• [Problem to solve] Copy the data that follows, character for character, minus the pictures.

• [Record set]

--- Start ---

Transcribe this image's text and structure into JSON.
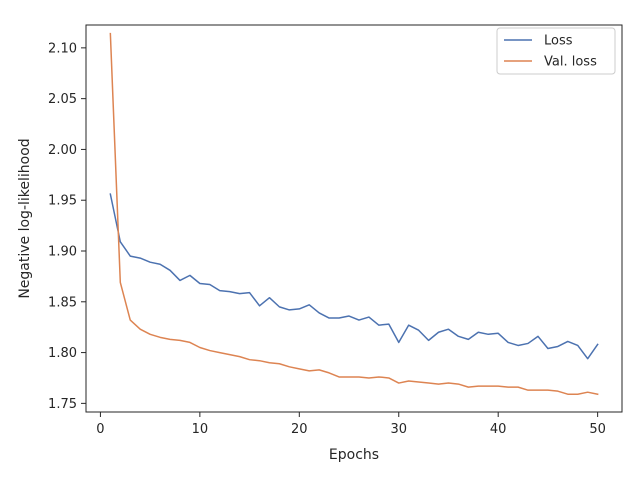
{
  "chart_data": {
    "type": "line",
    "title": "",
    "xlabel": "Epochs",
    "ylabel": "Negative log-likelihood",
    "xlim": [
      -1.45,
      52.45
    ],
    "ylim": [
      1.7415,
      2.1225
    ],
    "xticks": [
      0,
      10,
      20,
      30,
      40,
      50
    ],
    "xtick_labels": [
      "0",
      "10",
      "20",
      "30",
      "40",
      "50"
    ],
    "yticks": [
      1.75,
      1.8,
      1.85,
      1.9,
      1.95,
      2.0,
      2.05,
      2.1
    ],
    "ytick_labels": [
      "1.75",
      "1.80",
      "1.85",
      "1.90",
      "1.95",
      "2.00",
      "2.05",
      "2.10"
    ],
    "grid": false,
    "legend_position": "top-right",
    "x": [
      1,
      2,
      3,
      4,
      5,
      6,
      7,
      8,
      9,
      10,
      11,
      12,
      13,
      14,
      15,
      16,
      17,
      18,
      19,
      20,
      21,
      22,
      23,
      24,
      25,
      26,
      27,
      28,
      29,
      30,
      31,
      32,
      33,
      34,
      35,
      36,
      37,
      38,
      39,
      40,
      41,
      42,
      43,
      44,
      45,
      46,
      47,
      48,
      49,
      50
    ],
    "series": [
      {
        "name": "Loss",
        "color": "#4c72b0",
        "values": [
          1.956,
          1.909,
          1.895,
          1.893,
          1.889,
          1.887,
          1.881,
          1.871,
          1.876,
          1.868,
          1.867,
          1.861,
          1.86,
          1.858,
          1.859,
          1.846,
          1.854,
          1.845,
          1.842,
          1.843,
          1.847,
          1.839,
          1.834,
          1.834,
          1.836,
          1.832,
          1.835,
          1.827,
          1.828,
          1.81,
          1.827,
          1.822,
          1.812,
          1.82,
          1.823,
          1.816,
          1.813,
          1.82,
          1.818,
          1.819,
          1.81,
          1.807,
          1.809,
          1.816,
          1.804,
          1.806,
          1.811,
          1.807,
          1.794,
          1.808
        ]
      },
      {
        "name": "Val. loss",
        "color": "#dd8452",
        "values": [
          2.114,
          1.869,
          1.832,
          1.823,
          1.818,
          1.815,
          1.813,
          1.812,
          1.81,
          1.805,
          1.802,
          1.8,
          1.798,
          1.796,
          1.793,
          1.792,
          1.79,
          1.789,
          1.786,
          1.784,
          1.782,
          1.783,
          1.78,
          1.776,
          1.776,
          1.776,
          1.775,
          1.776,
          1.775,
          1.77,
          1.772,
          1.771,
          1.77,
          1.769,
          1.77,
          1.769,
          1.766,
          1.767,
          1.767,
          1.767,
          1.766,
          1.766,
          1.763,
          1.763,
          1.763,
          1.762,
          1.759,
          1.759,
          1.761,
          1.759
        ]
      }
    ]
  }
}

--- End ---

• [Result of the exercise]
Transcribe this image's text and structure into JSON.
{
  "chart_data": {
    "type": "line",
    "title": "",
    "xlabel": "Epochs",
    "ylabel": "Negative log-likelihood",
    "xlim": [
      -1.45,
      52.45
    ],
    "ylim": [
      1.7415,
      2.1225
    ],
    "xticks": [
      0,
      10,
      20,
      30,
      40,
      50
    ],
    "xtick_labels": [
      "0",
      "10",
      "20",
      "30",
      "40",
      "50"
    ],
    "yticks": [
      1.75,
      1.8,
      1.85,
      1.9,
      1.95,
      2.0,
      2.05,
      2.1
    ],
    "ytick_labels": [
      "1.75",
      "1.80",
      "1.85",
      "1.90",
      "1.95",
      "2.00",
      "2.05",
      "2.10"
    ],
    "grid": false,
    "legend_position": "top-right",
    "x": [
      1,
      2,
      3,
      4,
      5,
      6,
      7,
      8,
      9,
      10,
      11,
      12,
      13,
      14,
      15,
      16,
      17,
      18,
      19,
      20,
      21,
      22,
      23,
      24,
      25,
      26,
      27,
      28,
      29,
      30,
      31,
      32,
      33,
      34,
      35,
      36,
      37,
      38,
      39,
      40,
      41,
      42,
      43,
      44,
      45,
      46,
      47,
      48,
      49,
      50
    ],
    "series": [
      {
        "name": "Loss",
        "color": "#4c72b0",
        "values": [
          1.956,
          1.909,
          1.895,
          1.893,
          1.889,
          1.887,
          1.881,
          1.871,
          1.876,
          1.868,
          1.867,
          1.861,
          1.86,
          1.858,
          1.859,
          1.846,
          1.854,
          1.845,
          1.842,
          1.843,
          1.847,
          1.839,
          1.834,
          1.834,
          1.836,
          1.832,
          1.835,
          1.827,
          1.828,
          1.81,
          1.827,
          1.822,
          1.812,
          1.82,
          1.823,
          1.816,
          1.813,
          1.82,
          1.818,
          1.819,
          1.81,
          1.807,
          1.809,
          1.816,
          1.804,
          1.806,
          1.811,
          1.807,
          1.794,
          1.808
        ]
      },
      {
        "name": "Val. loss",
        "color": "#dd8452",
        "values": [
          2.114,
          1.869,
          1.832,
          1.823,
          1.818,
          1.815,
          1.813,
          1.812,
          1.81,
          1.805,
          1.802,
          1.8,
          1.798,
          1.796,
          1.793,
          1.792,
          1.79,
          1.789,
          1.786,
          1.784,
          1.782,
          1.783,
          1.78,
          1.776,
          1.776,
          1.776,
          1.775,
          1.776,
          1.775,
          1.77,
          1.772,
          1.771,
          1.77,
          1.769,
          1.77,
          1.769,
          1.766,
          1.767,
          1.767,
          1.767,
          1.766,
          1.766,
          1.763,
          1.763,
          1.763,
          1.762,
          1.759,
          1.759,
          1.761,
          1.759
        ]
      }
    ]
  }
}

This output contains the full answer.